Saved entries:
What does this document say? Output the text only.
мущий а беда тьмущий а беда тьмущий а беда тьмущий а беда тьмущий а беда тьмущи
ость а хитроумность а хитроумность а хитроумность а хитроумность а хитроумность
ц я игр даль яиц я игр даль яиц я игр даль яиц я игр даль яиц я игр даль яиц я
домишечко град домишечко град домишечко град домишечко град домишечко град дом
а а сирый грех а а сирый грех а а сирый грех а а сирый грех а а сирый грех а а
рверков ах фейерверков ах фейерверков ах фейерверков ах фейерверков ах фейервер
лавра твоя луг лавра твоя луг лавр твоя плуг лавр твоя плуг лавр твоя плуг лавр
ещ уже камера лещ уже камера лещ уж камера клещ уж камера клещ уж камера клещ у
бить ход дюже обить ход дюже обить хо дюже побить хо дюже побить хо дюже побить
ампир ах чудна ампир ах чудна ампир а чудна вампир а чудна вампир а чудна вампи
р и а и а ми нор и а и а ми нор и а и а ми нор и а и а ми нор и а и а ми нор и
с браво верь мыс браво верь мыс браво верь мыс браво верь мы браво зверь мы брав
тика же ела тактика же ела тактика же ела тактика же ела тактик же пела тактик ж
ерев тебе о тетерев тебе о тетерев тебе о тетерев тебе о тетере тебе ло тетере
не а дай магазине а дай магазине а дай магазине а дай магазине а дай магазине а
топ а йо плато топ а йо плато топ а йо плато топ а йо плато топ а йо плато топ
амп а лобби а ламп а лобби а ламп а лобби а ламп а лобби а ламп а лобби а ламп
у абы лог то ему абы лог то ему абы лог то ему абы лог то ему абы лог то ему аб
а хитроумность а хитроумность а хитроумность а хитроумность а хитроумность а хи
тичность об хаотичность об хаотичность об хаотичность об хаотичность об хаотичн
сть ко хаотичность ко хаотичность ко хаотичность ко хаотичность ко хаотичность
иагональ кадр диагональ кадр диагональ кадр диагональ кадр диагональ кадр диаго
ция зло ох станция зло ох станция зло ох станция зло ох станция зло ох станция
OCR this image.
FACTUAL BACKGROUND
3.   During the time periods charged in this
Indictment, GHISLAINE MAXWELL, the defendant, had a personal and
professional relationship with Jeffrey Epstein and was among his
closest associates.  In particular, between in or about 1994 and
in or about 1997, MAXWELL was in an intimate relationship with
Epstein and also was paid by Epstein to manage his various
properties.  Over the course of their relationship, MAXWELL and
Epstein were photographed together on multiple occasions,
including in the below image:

▸ Problem to work on: Return all of the entries word for word.

▸ Output:
What does this document say? Output the text only.
мущий а беда тьмущий а беда тьмущий а беда тьмущий а беда тьмущий а беда тьмущи
ость а хитроумность а хитроумность а хитроумность а хитроумность а хитроумность
ц я игр даль яиц я игр даль яиц я игр даль яиц я игр даль яиц я игр даль яиц я
домишечко град домишечко град домишечко град домишечко град домишечко град дом
а а сирый грех а а сирый грех а а сирый грех а а сирый грех а а сирый грех а а
рверков ах фейерверков ах фейерверков ах фейерверков ах фейерверков ах фейервер
лавра твоя луг лавра твоя луг лавр твоя плуг лавр твоя плуг лавр твоя плуг лавр
ещ уже камера лещ уже камера лещ уж камера клещ уж камера клещ уж камера клещ у
бить ход дюже обить ход дюже обить хо дюже побить хо дюже побить хо дюже побить
ампир ах чудна ампир ах чудна ампир а чудна вампир а чудна вампир а чудна вампи
р и а и а ми нор и а и а ми нор и а и а ми нор и а и а ми нор и а и а ми нор и
с браво верь мыс браво верь мыс браво верь мыс браво верь мы браво зверь мы брав
тика же ела тактика же ела тактика же ела тактика же ела тактик же пела тактик ж
ерев тебе о тетерев тебе о тетерев тебе о тетерев тебе о тетере тебе ло тетере
не а дай магазине а дай магазине а дай магазине а дай магазине а дай магазине а
топ а йо плато топ а йо плато топ а йо плато топ а йо плато топ а йо плато топ
амп а лобби а ламп а лобби а ламп а лобби а ламп а лобби а ламп а лобби а ламп
у абы лог то ему абы лог то ему абы лог то ему абы лог то ему абы лог то ему аб
а хитроумность а хитроумность а хитроумность а хитроумность а хитроумность а хи
тичность об хаотичность об хаотичность об хаотичность об хаотичность об хаотичн
сть ко хаотичность ко хаотичность ко хаотичность ко хаотичность ко хаотичность
иагональ кадр диагональ кадр диагональ кадр диагональ кадр диагональ кадр диаго
ция зло ох станция зло ох станция зло ох станция зло ох станция зло ох станция
OCR this image.
FACTUAL BACKGROUND
3.   During the time periods charged in this
Indictment, GHISLAINE MAXWELL, the defendant, had a personal and
professional relationship with Jeffrey Epstein and was among his
closest associates.  In particular, between in or about 1994 and
in or about 1997, MAXWELL was in an intimate relationship with
Epstein and also was paid by Epstein to manage his various
properties.  Over the course of their relationship, MAXWELL and
Epstein were photographed together on multiple occasions,
including in the below image:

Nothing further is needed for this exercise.